=== WHAT THIS TASK INVOLVES ===
Select all lines in the records that include "text".

=== SUPPLIED MATERIAL ===
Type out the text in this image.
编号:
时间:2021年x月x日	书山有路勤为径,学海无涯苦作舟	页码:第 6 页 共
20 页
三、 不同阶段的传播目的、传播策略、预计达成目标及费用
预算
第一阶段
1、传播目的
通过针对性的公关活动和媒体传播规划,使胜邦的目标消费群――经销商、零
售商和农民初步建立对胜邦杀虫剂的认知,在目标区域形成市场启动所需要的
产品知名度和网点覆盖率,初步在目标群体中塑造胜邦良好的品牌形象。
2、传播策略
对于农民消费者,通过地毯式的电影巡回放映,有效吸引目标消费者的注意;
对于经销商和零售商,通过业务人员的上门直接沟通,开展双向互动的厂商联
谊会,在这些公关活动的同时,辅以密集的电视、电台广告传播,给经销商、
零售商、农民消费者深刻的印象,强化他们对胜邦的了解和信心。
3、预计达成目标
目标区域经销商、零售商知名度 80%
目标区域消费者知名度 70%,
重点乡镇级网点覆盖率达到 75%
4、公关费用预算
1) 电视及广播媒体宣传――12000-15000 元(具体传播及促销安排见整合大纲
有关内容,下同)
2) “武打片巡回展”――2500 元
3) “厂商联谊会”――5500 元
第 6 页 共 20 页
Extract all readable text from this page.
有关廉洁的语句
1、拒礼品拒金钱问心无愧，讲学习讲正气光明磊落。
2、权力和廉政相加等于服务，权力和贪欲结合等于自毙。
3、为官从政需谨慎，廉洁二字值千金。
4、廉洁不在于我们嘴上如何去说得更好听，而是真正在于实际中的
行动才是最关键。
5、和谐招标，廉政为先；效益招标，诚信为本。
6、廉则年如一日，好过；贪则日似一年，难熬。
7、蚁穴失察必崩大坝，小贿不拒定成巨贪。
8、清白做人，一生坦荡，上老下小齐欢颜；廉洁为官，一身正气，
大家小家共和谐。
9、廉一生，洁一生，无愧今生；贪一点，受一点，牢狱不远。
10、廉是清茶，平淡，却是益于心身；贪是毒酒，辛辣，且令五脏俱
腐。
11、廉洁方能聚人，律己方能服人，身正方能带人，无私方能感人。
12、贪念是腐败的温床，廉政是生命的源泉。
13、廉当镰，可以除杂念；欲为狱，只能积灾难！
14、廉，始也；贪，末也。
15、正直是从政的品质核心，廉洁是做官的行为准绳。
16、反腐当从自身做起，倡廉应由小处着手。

=== ANSWER TO THIS EXERCISE ===
Type out the text in this image.
Extract all readable text from this page.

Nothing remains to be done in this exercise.